Dataset items
========================
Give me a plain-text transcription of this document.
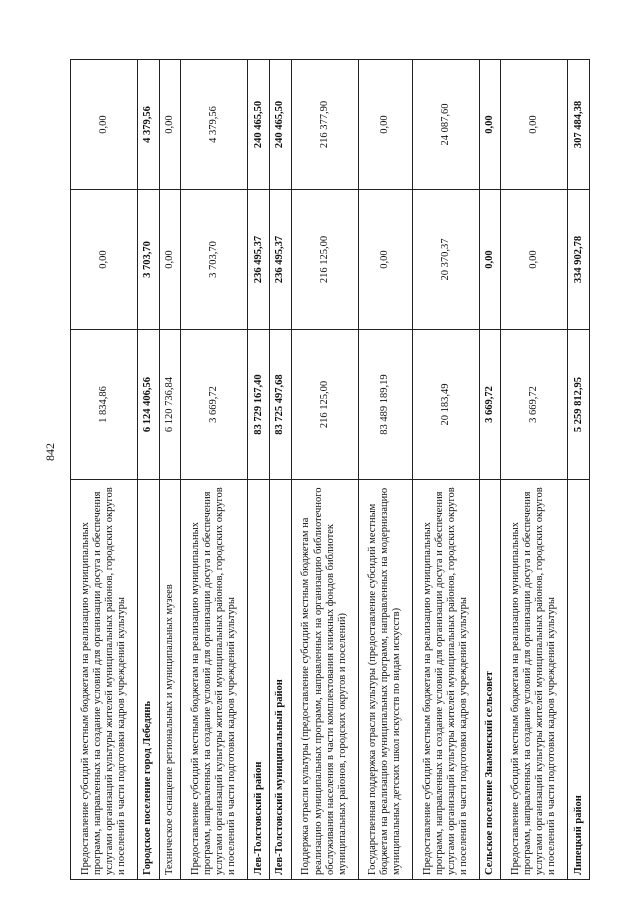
842
Предоставление субсидий местным бюджетам на реализацию муниципальных программ, направленных на создание условий для организации досуга и обеспечения услугами организаций культуры жителей муниципальных районов, городских округов и поселений в части подготовки кадров учреждений культуры	1 834,86	0,00	0,00
Городское поселение город Лебедянь	6 124 406,56	3 703,70	4 379,56
Техническое оснащение региональных и муниципальных музеев	6 120 736,84	0,00	0,00
Предоставление субсидий местным бюджетам на реализацию муниципальных программ, направленных на создание условий для организации досуга и обеспечения услугами организаций культуры жителей муниципальных районов, городских округов и поселений в части подготовки кадров учреждений культуры	3 669,72	3 703,70	4 379,56
Лев-Толстовский район	83 729 167,40	236 495,37	240 465,50
Лев-Толстовский муниципальный район	83 725 497,68	236 495,37	240 465,50
Поддержка отрасли культуры (предоставление субсидий местным бюджетам на реализацию муниципальных программ, направленных на организацию библиотечного обслуживания населения в части комплектования книжных фондов библиотек муниципальных районов, городских округов и поселений)	216 125,00	216 125,00	216 377,90
Государственная поддержка отрасли культуры (предоставление субсидий местным бюджетам на реализацию муниципальных программ, направленных на модернизацию муниципальных детских школ искусств по видам искусств)	83 489 189,19	0,00	0,00
Предоставление субсидий местным бюджетам на реализацию муниципальных программ, направленных на создание условий для организации досуга и обеспечения услугами организаций культуры жителей муниципальных районов, городских округов и поселений в части подготовки кадров учреждений культуры	20 183,49	20 370,37	24 087,60
Сельское поселение Знаменский сельсовет	3 669,72	0,00	0,00
Предоставление субсидий местным бюджетам на реализацию муниципальных программ, направленных на создание условий для организации досуга и обеспечения услугами организаций культуры жителей муниципальных районов, городских округов и поселений в части подготовки кадров учреждений культуры	3 669,72	0,00	0,00
Липецкий район	5 259 812,95	334 902,78	307 484,38
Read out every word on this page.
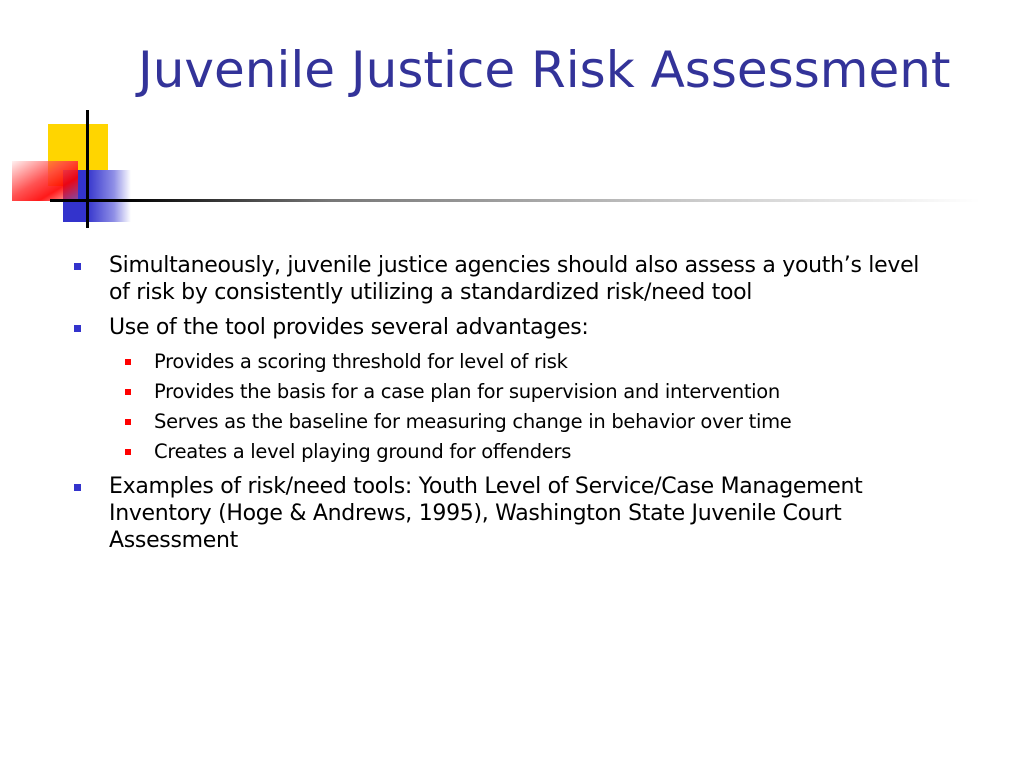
Juvenile Justice Risk Assessment
Simultaneously, juvenile justice agencies should also assess a youth’s level of risk by consistently utilizing a standardized risk/need tool
Use of the tool provides several advantages:
Provides a scoring threshold for level of risk
Provides the basis for a case plan for supervision and intervention
Serves as the baseline for measuring change in behavior over time
Creates a level playing ground for offenders
Examples of risk/need tools: Youth Level of Service/Case Management Inventory (Hoge & Andrews, 1995), Washington State Juvenile Court Assessment
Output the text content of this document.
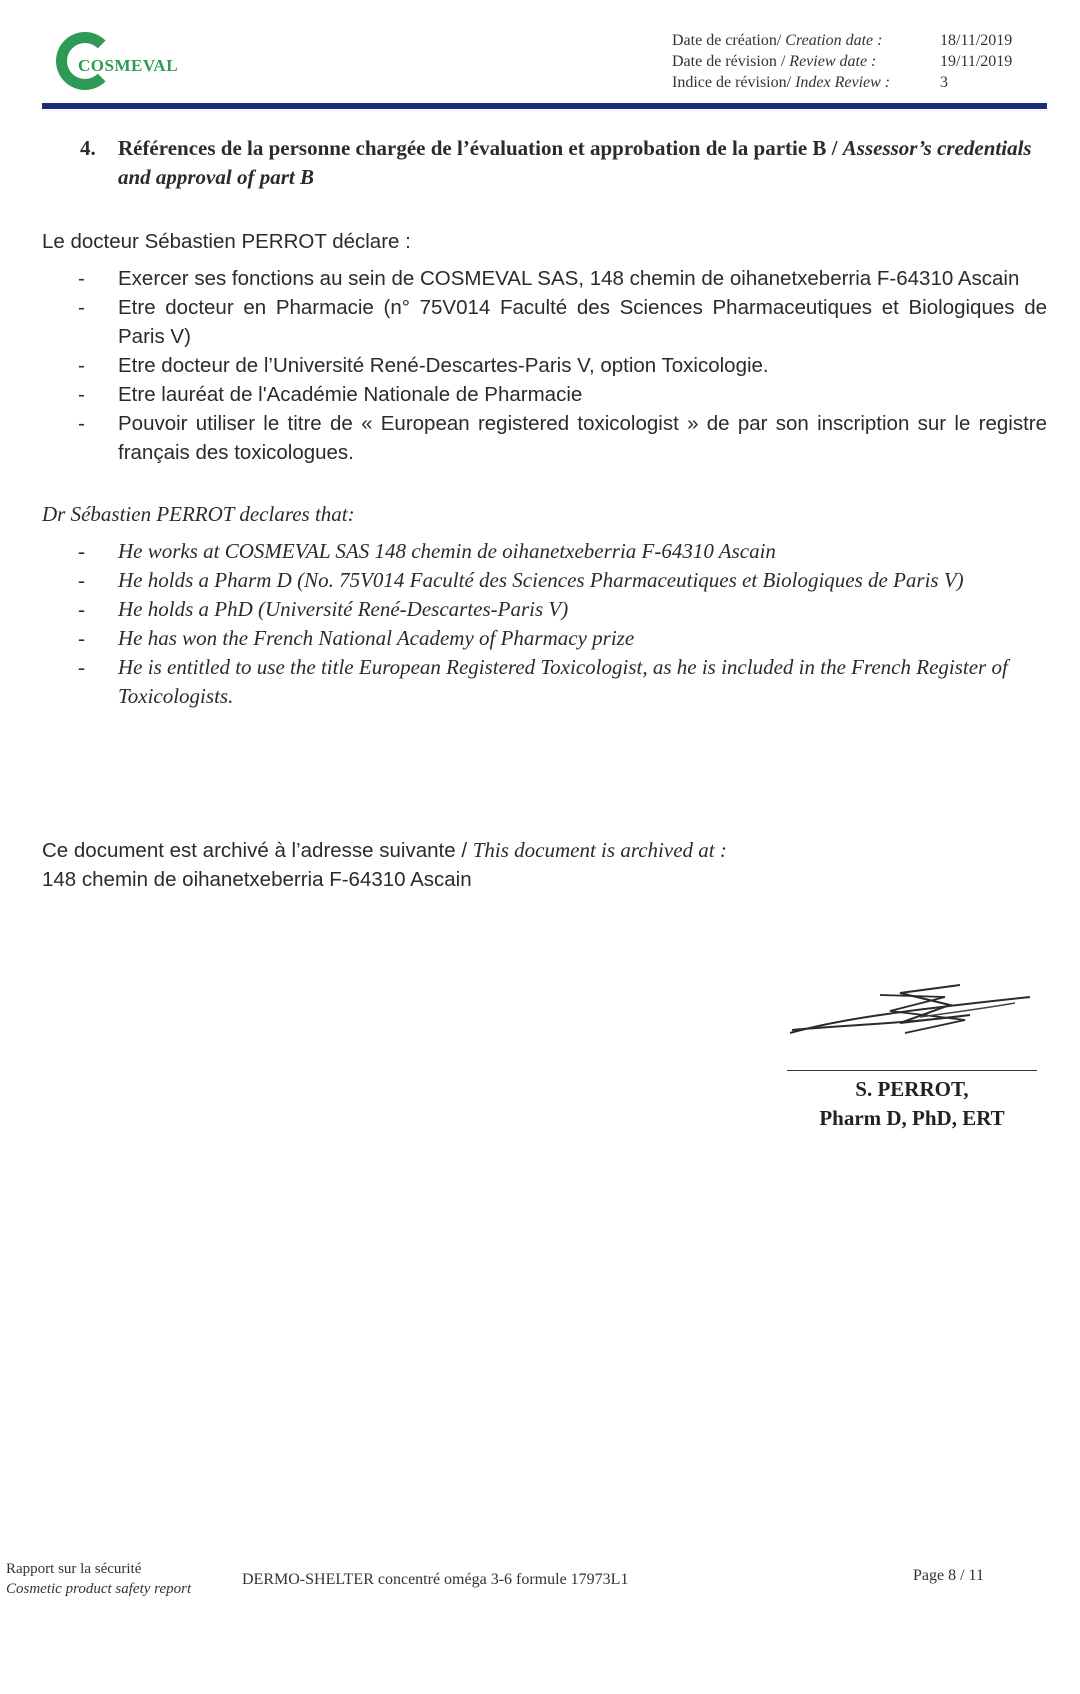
COSMEVAL
Date de création/ Creation date :	18/11/2019
Date de révision / Review date :	19/11/2019
Indice de révision/ Index Review :	3
4.	Références de la personne chargée de l’évaluation et approbation de la partie B / Assessor’s credentials and approval of part B
Le docteur Sébastien PERROT déclare :
- Exercer ses fonctions au sein de COSMEVAL SAS, 148 chemin de oihanetxeberria F-64310 Ascain
- Etre docteur en Pharmacie (n° 75V014 Faculté des Sciences Pharmaceutiques et Biologiques de Paris V)
- Etre docteur de l’Université René-Descartes-Paris V, option Toxicologie.
- Etre lauréat de l'Académie Nationale de Pharmacie
- Pouvoir utiliser le titre de « European registered toxicologist » de par son inscription sur le registre français des toxicologues.
Dr Sébastien PERROT declares that:
- He works at COSMEVAL SAS 148 chemin de oihanetxeberria F-64310 Ascain
- He holds a Pharm D (No. 75V014 Faculté des Sciences Pharmaceutiques et Biologiques de Paris V)
- He holds a PhD (Université René-Descartes-Paris V)
- He has won the French National Academy of Pharmacy prize
- He is entitled to use the title European Registered Toxicologist, as he is included in the French Register of Toxicologists.
Ce document est archivé à l’adresse suivante / This document is archived at :
148 chemin de oihanetxeberria F-64310 Ascain
S. PERROT,
Pharm D, PhD, ERT
Rapport sur la sécurité
Cosmetic product safety report
DERMO-SHELTER concentré oméga 3-6 formule 17973L1	Page 8 / 11
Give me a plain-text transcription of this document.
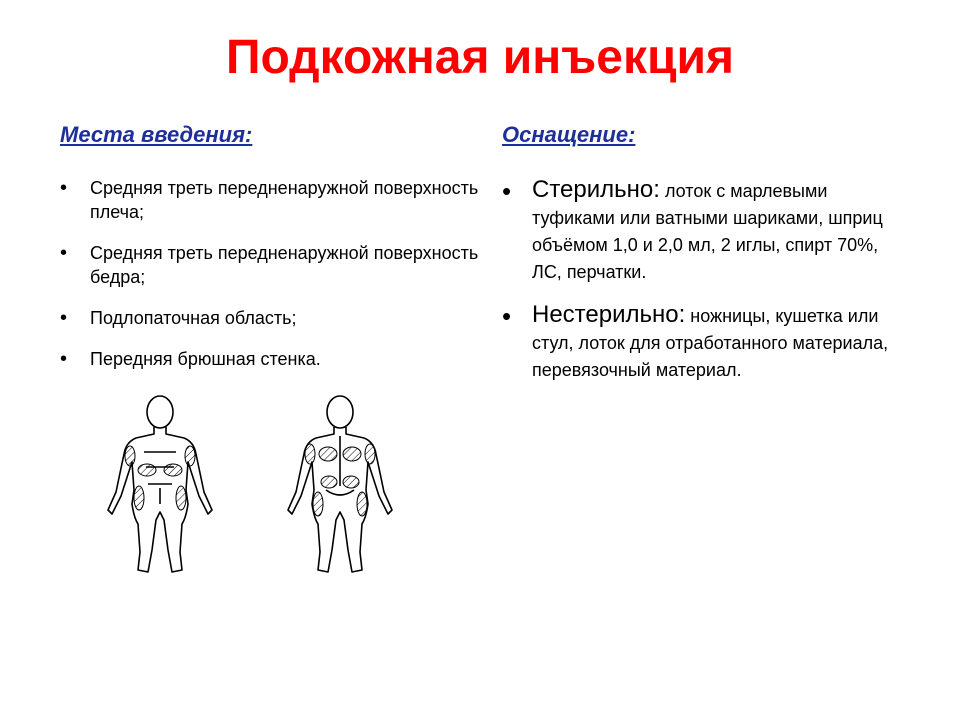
Подкожная инъекция
Места введения:
• Средняя треть передненаружной поверхность плеча;
• Средняя треть передненаружной поверхность бедра;
• Подлопаточная область;
• Передняя брюшная стенка.
Оснащение:
• Стерильно: лоток с марлевыми туфиками или ватными шариками, шприц объёмом 1,0 и 2,0 мл, 2 иглы, спирт 70%, ЛС, перчатки.
• Нестерильно: ножницы, кушетка или стул, лоток для отработанного материала, перевязочный материал.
========================
▶ [Stated exercise]: Pictures are excluded; repeat every record exactly.

▶ [Result]:
Give me a plain-text transcription of this document.
842
Предоставление субсидий местным бюджетам на реализацию муниципальных программ, направленных на создание условий для организации досуга и обеспечения услугами организаций культуры жителей муниципальных районов, городских округов и поселений в части подготовки кадров учреждений культуры	1 834,86	0,00	0,00
Городское поселение город Лебедянь	6 124 406,56	3 703,70	4 379,56
Техническое оснащение региональных и муниципальных музеев	6 120 736,84	0,00	0,00
Предоставление субсидий местным бюджетам на реализацию муниципальных программ, направленных на создание условий для организации досуга и обеспечения услугами организаций культуры жителей муниципальных районов, городских округов и поселений в части подготовки кадров учреждений культуры	3 669,72	3 703,70	4 379,56
Лев-Толстовский район	83 729 167,40	236 495,37	240 465,50
Лев-Толстовский муниципальный район	83 725 497,68	236 495,37	240 465,50
Поддержка отрасли культуры (предоставление субсидий местным бюджетам на реализацию муниципальных программ, направленных на организацию библиотечного обслуживания населения в части комплектования книжных фондов библиотек муниципальных районов, городских округов и поселений)	216 125,00	216 125,00	216 377,90
Государственная поддержка отрасли культуры (предоставление субсидий местным бюджетам на реализацию муниципальных программ, направленных на модернизацию муниципальных детских школ искусств по видам искусств)	83 489 189,19	0,00	0,00
Предоставление субсидий местным бюджетам на реализацию муниципальных программ, направленных на создание условий для организации досуга и обеспечения услугами организаций культуры жителей муниципальных районов, городских округов и поселений в части подготовки кадров учреждений культуры	20 183,49	20 370,37	24 087,60
Сельское поселение Знаменский сельсовет	3 669,72	0,00	0,00
Предоставление субсидий местным бюджетам на реализацию муниципальных программ, направленных на создание условий для организации досуга и обеспечения услугами организаций культуры жителей муниципальных районов, городских округов и поселений в части подготовки кадров учреждений культуры	3 669,72	0,00	0,00
Липецкий район	5 259 812,95	334 902,78	307 484,38
Read out every word on this page.
Juvenile Justice Risk Assessment
Simultaneously, juvenile justice agencies should also assess a youth’s level of risk by consistently utilizing a standardized risk/need tool
Use of the tool provides several advantages:
Provides a scoring threshold for level of risk
Provides the basis for a case plan for supervision and intervention
Serves as the baseline for measuring change in behavior over time
Creates a level playing ground for offenders
Examples of risk/need tools: Youth Level of Service/Case Management Inventory (Hoge & Andrews, 1995), Washington State Juvenile Court Assessment
Output the text content of this document.
COSMEVAL
Date de création/ Creation date :	18/11/2019
Date de révision / Review date :	19/11/2019
Indice de révision/ Index Review :	3
4.	Références de la personne chargée de l’évaluation et approbation de la partie B / Assessor’s credentials and approval of part B
Le docteur Sébastien PERROT déclare :
- Exercer ses fonctions au sein de COSMEVAL SAS, 148 chemin de oihanetxeberria F-64310 Ascain
- Etre docteur en Pharmacie (n° 75V014 Faculté des Sciences Pharmaceutiques et Biologiques de Paris V)
- Etre docteur de l’Université René-Descartes-Paris V, option Toxicologie.
- Etre lauréat de l'Académie Nationale de Pharmacie
- Pouvoir utiliser le titre de « European registered toxicologist » de par son inscription sur le registre français des toxicologues.
Dr Sébastien PERROT declares that:
- He works at COSMEVAL SAS 148 chemin de oihanetxeberria F-64310 Ascain
- He holds a Pharm D (No. 75V014 Faculté des Sciences Pharmaceutiques et Biologiques de Paris V)
- He holds a PhD (Université René-Descartes-Paris V)
- He has won the French National Academy of Pharmacy prize
- He is entitled to use the title European Registered Toxicologist, as he is included in the French Register of Toxicologists.
Ce document est archivé à l’adresse suivante / This document is archived at :
148 chemin de oihanetxeberria F-64310 Ascain
S. PERROT,
Pharm D, PhD, ERT
Rapport sur la sécurité
Cosmetic product safety report
DERMO-SHELTER concentré oméga 3-6 formule 17973L1	Page 8 / 11
Give me a plain-text transcription of this document.
Подкожная инъекция
Места введения:
• Средняя треть передненаружной поверхность плеча;
• Средняя треть передненаружной поверхность бедра;
• Подлопаточная область;
• Передняя брюшная стенка.
Оснащение:
• Стерильно: лоток с марлевыми туфиками или ватными шариками, шприц объёмом 1,0 и 2,0 мл, 2 иглы, спирт 70%, ЛС, перчатки.
• Нестерильно: ножницы, кушетка или стул, лоток для отработанного материала, перевязочный материал.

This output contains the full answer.